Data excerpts
========================
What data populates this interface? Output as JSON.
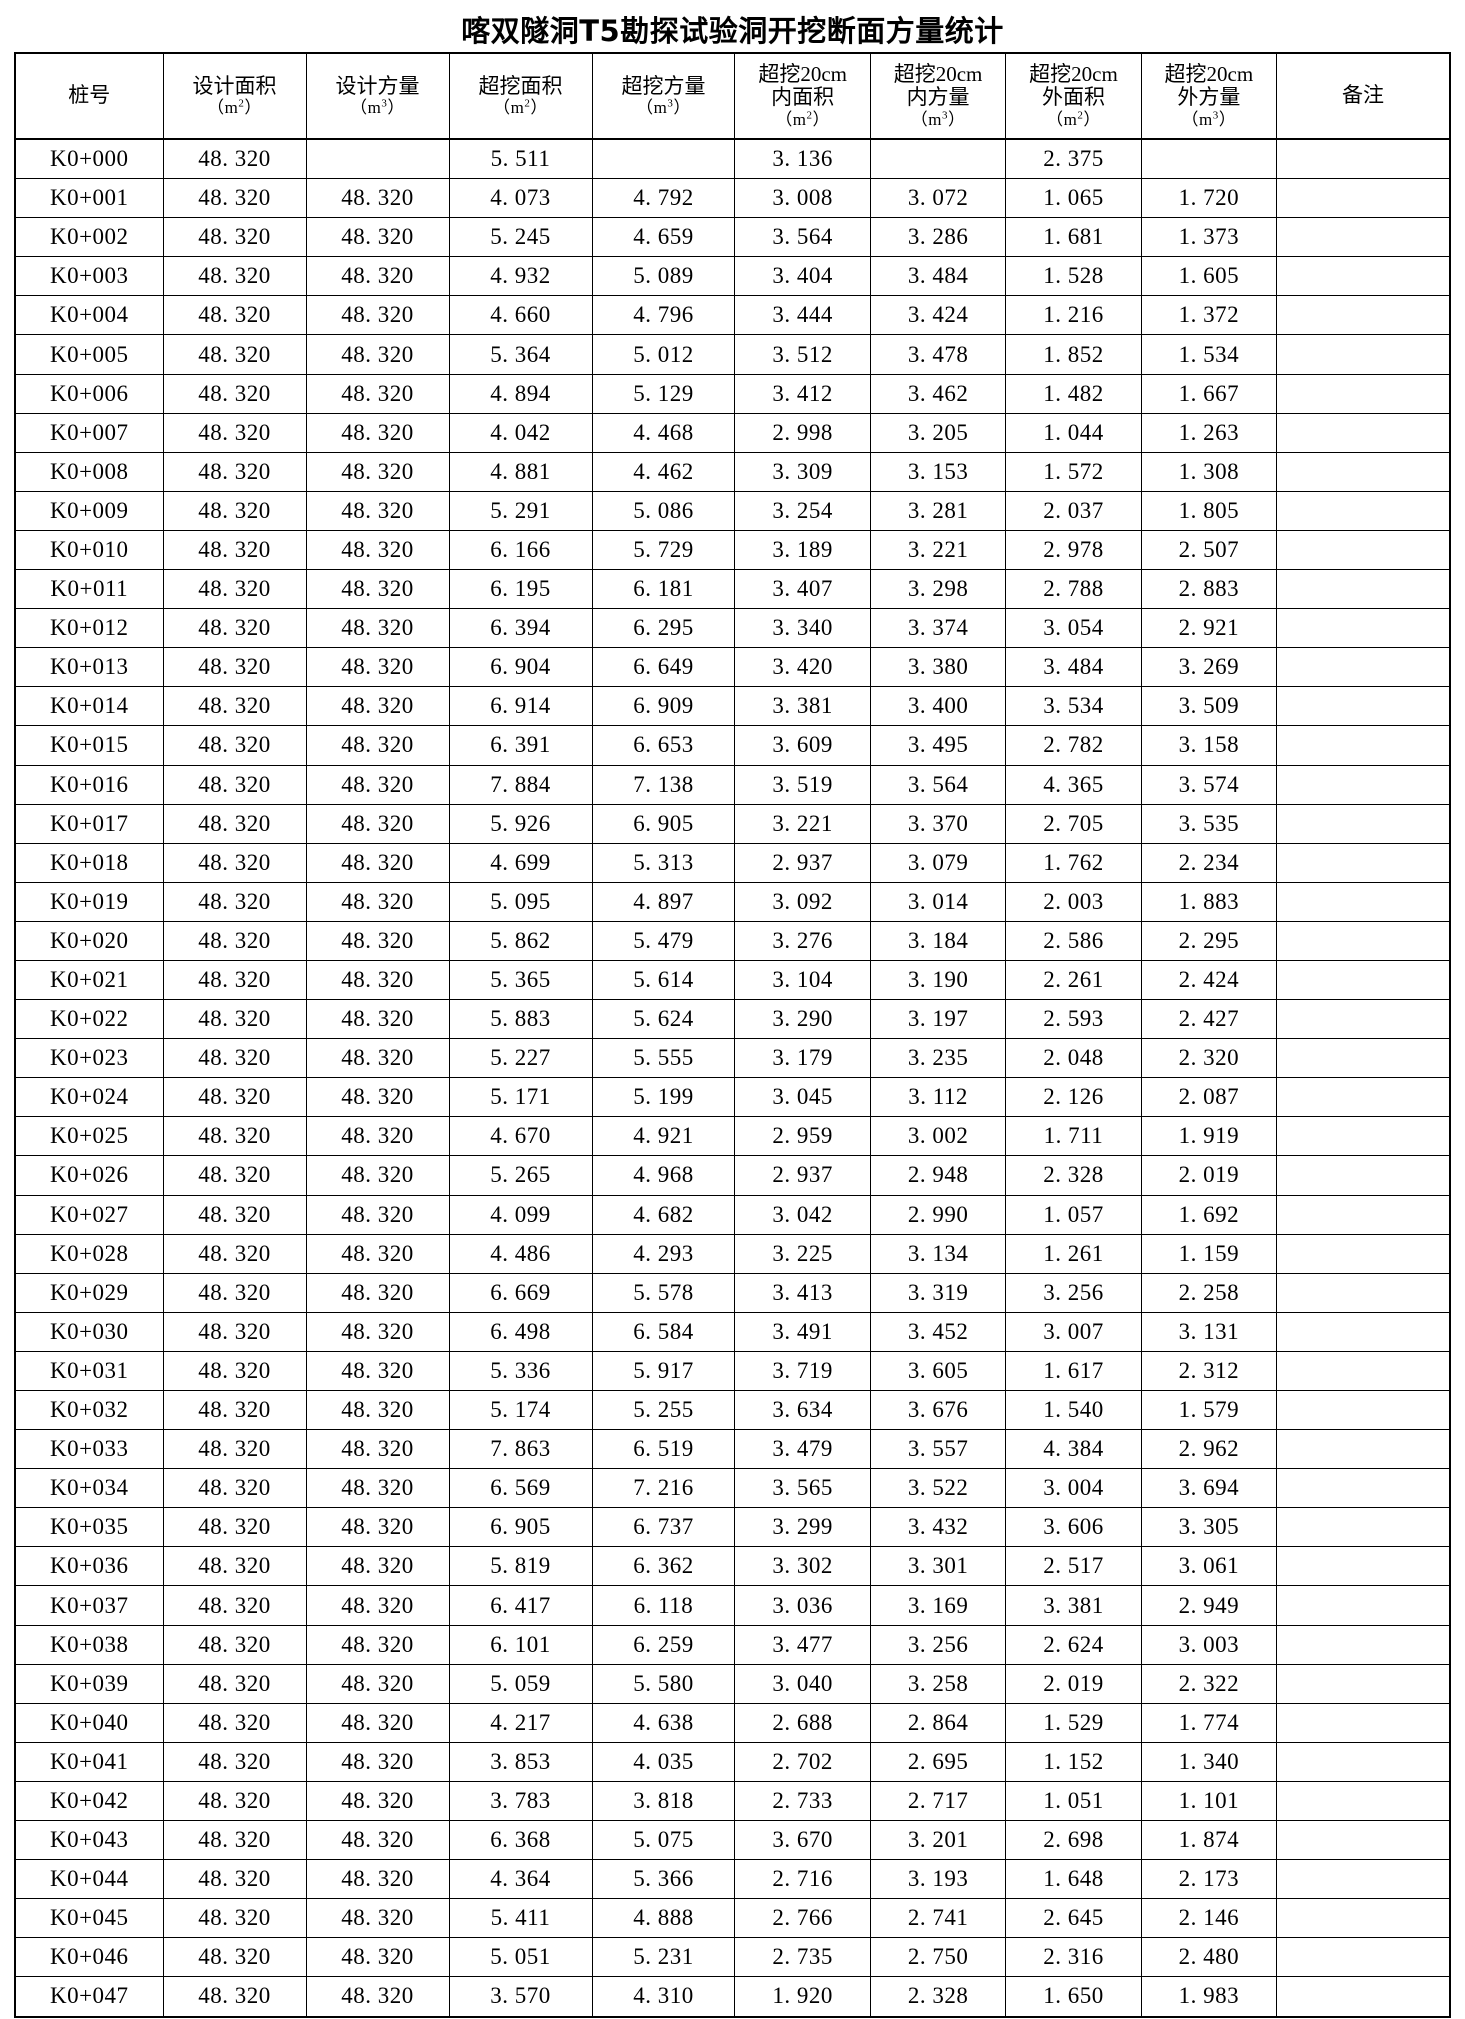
{
  "document": {
    "title": "喀双隧洞T5勘探试验洞开挖断面方量统计"
  },
  "table": {
    "columns": [
      {
        "key": "pile",
        "main": "桩号",
        "unit": "",
        "unit_sup": "",
        "has_unit": false
      },
      {
        "key": "design_area",
        "main": "设计面积",
        "unit": "m",
        "unit_sup": "2",
        "has_unit": true
      },
      {
        "key": "design_vol",
        "main": "设计方量",
        "unit": "m",
        "unit_sup": "3",
        "has_unit": true
      },
      {
        "key": "over_area",
        "main": "超挖面积",
        "unit": "m",
        "unit_sup": "2",
        "has_unit": true
      },
      {
        "key": "over_vol",
        "main": "超挖方量",
        "unit": "m",
        "unit_sup": "3",
        "has_unit": true
      },
      {
        "key": "in_area",
        "main": "超挖20cm",
        "main2": "内面积",
        "unit": "m",
        "unit_sup": "2",
        "has_unit": true
      },
      {
        "key": "in_vol",
        "main": "超挖20cm",
        "main2": "内方量",
        "unit": "m",
        "unit_sup": "3",
        "has_unit": true
      },
      {
        "key": "out_area",
        "main": "超挖20cm",
        "main2": "外面积",
        "unit": "m",
        "unit_sup": "2",
        "has_unit": true
      },
      {
        "key": "out_vol",
        "main": "超挖20cm",
        "main2": "外方量",
        "unit": "m",
        "unit_sup": "3",
        "has_unit": true
      },
      {
        "key": "remark",
        "main": "备注",
        "unit": "",
        "unit_sup": "",
        "has_unit": false
      }
    ],
    "rows": [
      [
        "K0+000",
        "48. 320",
        "",
        "5. 511",
        "",
        "3. 136",
        "",
        "2. 375",
        "",
        ""
      ],
      [
        "K0+001",
        "48. 320",
        "48. 320",
        "4. 073",
        "4. 792",
        "3. 008",
        "3. 072",
        "1. 065",
        "1. 720",
        ""
      ],
      [
        "K0+002",
        "48. 320",
        "48. 320",
        "5. 245",
        "4. 659",
        "3. 564",
        "3. 286",
        "1. 681",
        "1. 373",
        ""
      ],
      [
        "K0+003",
        "48. 320",
        "48. 320",
        "4. 932",
        "5. 089",
        "3. 404",
        "3. 484",
        "1. 528",
        "1. 605",
        ""
      ],
      [
        "K0+004",
        "48. 320",
        "48. 320",
        "4. 660",
        "4. 796",
        "3. 444",
        "3. 424",
        "1. 216",
        "1. 372",
        ""
      ],
      [
        "K0+005",
        "48. 320",
        "48. 320",
        "5. 364",
        "5. 012",
        "3. 512",
        "3. 478",
        "1. 852",
        "1. 534",
        ""
      ],
      [
        "K0+006",
        "48. 320",
        "48. 320",
        "4. 894",
        "5. 129",
        "3. 412",
        "3. 462",
        "1. 482",
        "1. 667",
        ""
      ],
      [
        "K0+007",
        "48. 320",
        "48. 320",
        "4. 042",
        "4. 468",
        "2. 998",
        "3. 205",
        "1. 044",
        "1. 263",
        ""
      ],
      [
        "K0+008",
        "48. 320",
        "48. 320",
        "4. 881",
        "4. 462",
        "3. 309",
        "3. 153",
        "1. 572",
        "1. 308",
        ""
      ],
      [
        "K0+009",
        "48. 320",
        "48. 320",
        "5. 291",
        "5. 086",
        "3. 254",
        "3. 281",
        "2. 037",
        "1. 805",
        ""
      ],
      [
        "K0+010",
        "48. 320",
        "48. 320",
        "6. 166",
        "5. 729",
        "3. 189",
        "3. 221",
        "2. 978",
        "2. 507",
        ""
      ],
      [
        "K0+011",
        "48. 320",
        "48. 320",
        "6. 195",
        "6. 181",
        "3. 407",
        "3. 298",
        "2. 788",
        "2. 883",
        ""
      ],
      [
        "K0+012",
        "48. 320",
        "48. 320",
        "6. 394",
        "6. 295",
        "3. 340",
        "3. 374",
        "3. 054",
        "2. 921",
        ""
      ],
      [
        "K0+013",
        "48. 320",
        "48. 320",
        "6. 904",
        "6. 649",
        "3. 420",
        "3. 380",
        "3. 484",
        "3. 269",
        ""
      ],
      [
        "K0+014",
        "48. 320",
        "48. 320",
        "6. 914",
        "6. 909",
        "3. 381",
        "3. 400",
        "3. 534",
        "3. 509",
        ""
      ],
      [
        "K0+015",
        "48. 320",
        "48. 320",
        "6. 391",
        "6. 653",
        "3. 609",
        "3. 495",
        "2. 782",
        "3. 158",
        ""
      ],
      [
        "K0+016",
        "48. 320",
        "48. 320",
        "7. 884",
        "7. 138",
        "3. 519",
        "3. 564",
        "4. 365",
        "3. 574",
        ""
      ],
      [
        "K0+017",
        "48. 320",
        "48. 320",
        "5. 926",
        "6. 905",
        "3. 221",
        "3. 370",
        "2. 705",
        "3. 535",
        ""
      ],
      [
        "K0+018",
        "48. 320",
        "48. 320",
        "4. 699",
        "5. 313",
        "2. 937",
        "3. 079",
        "1. 762",
        "2. 234",
        ""
      ],
      [
        "K0+019",
        "48. 320",
        "48. 320",
        "5. 095",
        "4. 897",
        "3. 092",
        "3. 014",
        "2. 003",
        "1. 883",
        ""
      ],
      [
        "K0+020",
        "48. 320",
        "48. 320",
        "5. 862",
        "5. 479",
        "3. 276",
        "3. 184",
        "2. 586",
        "2. 295",
        ""
      ],
      [
        "K0+021",
        "48. 320",
        "48. 320",
        "5. 365",
        "5. 614",
        "3. 104",
        "3. 190",
        "2. 261",
        "2. 424",
        ""
      ],
      [
        "K0+022",
        "48. 320",
        "48. 320",
        "5. 883",
        "5. 624",
        "3. 290",
        "3. 197",
        "2. 593",
        "2. 427",
        ""
      ],
      [
        "K0+023",
        "48. 320",
        "48. 320",
        "5. 227",
        "5. 555",
        "3. 179",
        "3. 235",
        "2. 048",
        "2. 320",
        ""
      ],
      [
        "K0+024",
        "48. 320",
        "48. 320",
        "5. 171",
        "5. 199",
        "3. 045",
        "3. 112",
        "2. 126",
        "2. 087",
        ""
      ],
      [
        "K0+025",
        "48. 320",
        "48. 320",
        "4. 670",
        "4. 921",
        "2. 959",
        "3. 002",
        "1. 711",
        "1. 919",
        ""
      ],
      [
        "K0+026",
        "48. 320",
        "48. 320",
        "5. 265",
        "4. 968",
        "2. 937",
        "2. 948",
        "2. 328",
        "2. 019",
        ""
      ],
      [
        "K0+027",
        "48. 320",
        "48. 320",
        "4. 099",
        "4. 682",
        "3. 042",
        "2. 990",
        "1. 057",
        "1. 692",
        ""
      ],
      [
        "K0+028",
        "48. 320",
        "48. 320",
        "4. 486",
        "4. 293",
        "3. 225",
        "3. 134",
        "1. 261",
        "1. 159",
        ""
      ],
      [
        "K0+029",
        "48. 320",
        "48. 320",
        "6. 669",
        "5. 578",
        "3. 413",
        "3. 319",
        "3. 256",
        "2. 258",
        ""
      ],
      [
        "K0+030",
        "48. 320",
        "48. 320",
        "6. 498",
        "6. 584",
        "3. 491",
        "3. 452",
        "3. 007",
        "3. 131",
        ""
      ],
      [
        "K0+031",
        "48. 320",
        "48. 320",
        "5. 336",
        "5. 917",
        "3. 719",
        "3. 605",
        "1. 617",
        "2. 312",
        ""
      ],
      [
        "K0+032",
        "48. 320",
        "48. 320",
        "5. 174",
        "5. 255",
        "3. 634",
        "3. 676",
        "1. 540",
        "1. 579",
        ""
      ],
      [
        "K0+033",
        "48. 320",
        "48. 320",
        "7. 863",
        "6. 519",
        "3. 479",
        "3. 557",
        "4. 384",
        "2. 962",
        ""
      ],
      [
        "K0+034",
        "48. 320",
        "48. 320",
        "6. 569",
        "7. 216",
        "3. 565",
        "3. 522",
        "3. 004",
        "3. 694",
        ""
      ],
      [
        "K0+035",
        "48. 320",
        "48. 320",
        "6. 905",
        "6. 737",
        "3. 299",
        "3. 432",
        "3. 606",
        "3. 305",
        ""
      ],
      [
        "K0+036",
        "48. 320",
        "48. 320",
        "5. 819",
        "6. 362",
        "3. 302",
        "3. 301",
        "2. 517",
        "3. 061",
        ""
      ],
      [
        "K0+037",
        "48. 320",
        "48. 320",
        "6. 417",
        "6. 118",
        "3. 036",
        "3. 169",
        "3. 381",
        "2. 949",
        ""
      ],
      [
        "K0+038",
        "48. 320",
        "48. 320",
        "6. 101",
        "6. 259",
        "3. 477",
        "3. 256",
        "2. 624",
        "3. 003",
        ""
      ],
      [
        "K0+039",
        "48. 320",
        "48. 320",
        "5. 059",
        "5. 580",
        "3. 040",
        "3. 258",
        "2. 019",
        "2. 322",
        ""
      ],
      [
        "K0+040",
        "48. 320",
        "48. 320",
        "4. 217",
        "4. 638",
        "2. 688",
        "2. 864",
        "1. 529",
        "1. 774",
        ""
      ],
      [
        "K0+041",
        "48. 320",
        "48. 320",
        "3. 853",
        "4. 035",
        "2. 702",
        "2. 695",
        "1. 152",
        "1. 340",
        ""
      ],
      [
        "K0+042",
        "48. 320",
        "48. 320",
        "3. 783",
        "3. 818",
        "2. 733",
        "2. 717",
        "1. 051",
        "1. 101",
        ""
      ],
      [
        "K0+043",
        "48. 320",
        "48. 320",
        "6. 368",
        "5. 075",
        "3. 670",
        "3. 201",
        "2. 698",
        "1. 874",
        ""
      ],
      [
        "K0+044",
        "48. 320",
        "48. 320",
        "4. 364",
        "5. 366",
        "2. 716",
        "3. 193",
        "1. 648",
        "2. 173",
        ""
      ],
      [
        "K0+045",
        "48. 320",
        "48. 320",
        "5. 411",
        "4. 888",
        "2. 766",
        "2. 741",
        "2. 645",
        "2. 146",
        ""
      ],
      [
        "K0+046",
        "48. 320",
        "48. 320",
        "5. 051",
        "5. 231",
        "2. 735",
        "2. 750",
        "2. 316",
        "2. 480",
        ""
      ],
      [
        "K0+047",
        "48. 320",
        "48. 320",
        "3. 570",
        "4. 310",
        "1. 920",
        "2. 328",
        "1. 650",
        "1. 983",
        ""
      ]
    ]
  },
  "chart_data": {
    "type": "table",
    "title": "喀双隧洞T5勘探试验洞开挖断面方量统计",
    "columns": [
      "桩号",
      "设计面积(m2)",
      "设计方量(m3)",
      "超挖面积(m2)",
      "超挖方量(m3)",
      "超挖20cm内面积(m2)",
      "超挖20cm内方量(m3)",
      "超挖20cm外面积(m2)",
      "超挖20cm外方量(m3)",
      "备注"
    ],
    "row_count": 48,
    "design_area_constant": 48.32,
    "design_volume_constant": 48.32,
    "over_area": [
      5.511,
      4.073,
      5.245,
      4.932,
      4.66,
      5.364,
      4.894,
      4.042,
      4.881,
      5.291,
      6.166,
      6.195,
      6.394,
      6.904,
      6.914,
      6.391,
      7.884,
      5.926,
      4.699,
      5.095,
      5.862,
      5.365,
      5.883,
      5.227,
      5.171,
      4.67,
      5.265,
      4.099,
      4.486,
      6.669,
      6.498,
      5.336,
      5.174,
      7.863,
      6.569,
      6.905,
      5.819,
      6.417,
      6.101,
      5.059,
      4.217,
      3.853,
      3.783,
      6.368,
      4.364,
      5.411,
      5.051,
      3.57
    ],
    "over_volume": [
      null,
      4.792,
      4.659,
      5.089,
      4.796,
      5.012,
      5.129,
      4.468,
      4.462,
      5.086,
      5.729,
      6.181,
      6.295,
      6.649,
      6.909,
      6.653,
      7.138,
      6.905,
      5.313,
      4.897,
      5.479,
      5.614,
      5.624,
      5.555,
      5.199,
      4.921,
      4.968,
      4.682,
      4.293,
      5.578,
      6.584,
      5.917,
      5.255,
      6.519,
      7.216,
      6.737,
      6.362,
      6.118,
      6.259,
      5.58,
      4.638,
      4.035,
      3.818,
      5.075,
      5.366,
      4.888,
      5.231,
      4.31
    ],
    "inner_area": [
      3.136,
      3.008,
      3.564,
      3.404,
      3.444,
      3.512,
      3.412,
      2.998,
      3.309,
      3.254,
      3.189,
      3.407,
      3.34,
      3.42,
      3.381,
      3.609,
      3.519,
      3.221,
      2.937,
      3.092,
      3.276,
      3.104,
      3.29,
      3.179,
      3.045,
      2.959,
      2.937,
      3.042,
      3.225,
      3.413,
      3.491,
      3.719,
      3.634,
      3.479,
      3.565,
      3.299,
      3.302,
      3.036,
      3.477,
      3.04,
      2.688,
      2.702,
      2.733,
      3.67,
      2.716,
      2.766,
      2.735,
      1.92
    ],
    "inner_volume": [
      null,
      3.072,
      3.286,
      3.484,
      3.424,
      3.478,
      3.462,
      3.205,
      3.153,
      3.281,
      3.221,
      3.298,
      3.374,
      3.38,
      3.4,
      3.495,
      3.564,
      3.37,
      3.079,
      3.014,
      3.184,
      3.19,
      3.197,
      3.235,
      3.112,
      3.002,
      2.948,
      2.99,
      3.134,
      3.319,
      3.452,
      3.605,
      3.676,
      3.557,
      3.522,
      3.432,
      3.301,
      3.169,
      3.256,
      3.258,
      2.864,
      2.695,
      2.717,
      3.201,
      3.193,
      2.741,
      2.75,
      2.328
    ],
    "outer_area": [
      2.375,
      1.065,
      1.681,
      1.528,
      1.216,
      1.852,
      1.482,
      1.044,
      1.572,
      2.037,
      2.978,
      2.788,
      3.054,
      3.484,
      3.534,
      2.782,
      4.365,
      2.705,
      1.762,
      2.003,
      2.586,
      2.261,
      2.593,
      2.048,
      2.126,
      1.711,
      2.328,
      1.057,
      1.261,
      3.256,
      3.007,
      1.617,
      1.54,
      4.384,
      3.004,
      3.606,
      2.517,
      3.381,
      2.624,
      2.019,
      1.529,
      1.152,
      1.051,
      2.698,
      1.648,
      2.645,
      2.316,
      1.65
    ],
    "outer_volume": [
      null,
      1.72,
      1.373,
      1.605,
      1.372,
      1.534,
      1.667,
      1.263,
      1.308,
      1.805,
      2.507,
      2.883,
      2.921,
      3.269,
      3.509,
      3.158,
      3.574,
      3.535,
      2.234,
      1.883,
      2.295,
      2.424,
      2.427,
      2.32,
      2.087,
      1.919,
      2.019,
      1.692,
      1.159,
      2.258,
      3.131,
      2.312,
      1.579,
      2.962,
      3.694,
      3.305,
      3.061,
      2.949,
      3.003,
      2.322,
      1.774,
      1.34,
      1.101,
      1.874,
      2.173,
      2.146,
      2.48,
      1.983
    ],
    "stations": [
      "K0+000",
      "K0+001",
      "K0+002",
      "K0+003",
      "K0+004",
      "K0+005",
      "K0+006",
      "K0+007",
      "K0+008",
      "K0+009",
      "K0+010",
      "K0+011",
      "K0+012",
      "K0+013",
      "K0+014",
      "K0+015",
      "K0+016",
      "K0+017",
      "K0+018",
      "K0+019",
      "K0+020",
      "K0+021",
      "K0+022",
      "K0+023",
      "K0+024",
      "K0+025",
      "K0+026",
      "K0+027",
      "K0+028",
      "K0+029",
      "K0+030",
      "K0+031",
      "K0+032",
      "K0+033",
      "K0+034",
      "K0+035",
      "K0+036",
      "K0+037",
      "K0+038",
      "K0+039",
      "K0+040",
      "K0+041",
      "K0+042",
      "K0+043",
      "K0+044",
      "K0+045",
      "K0+046",
      "K0+047"
    ]
  }
}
========================
Scan the data for the word "title" and copy every line where it shows up.

== The solution ==
    "title": "喀双隧洞T5勘探试验洞开挖断面方量统计"
    "title": "喀双隧洞T5勘探试验洞开挖断面方量统计",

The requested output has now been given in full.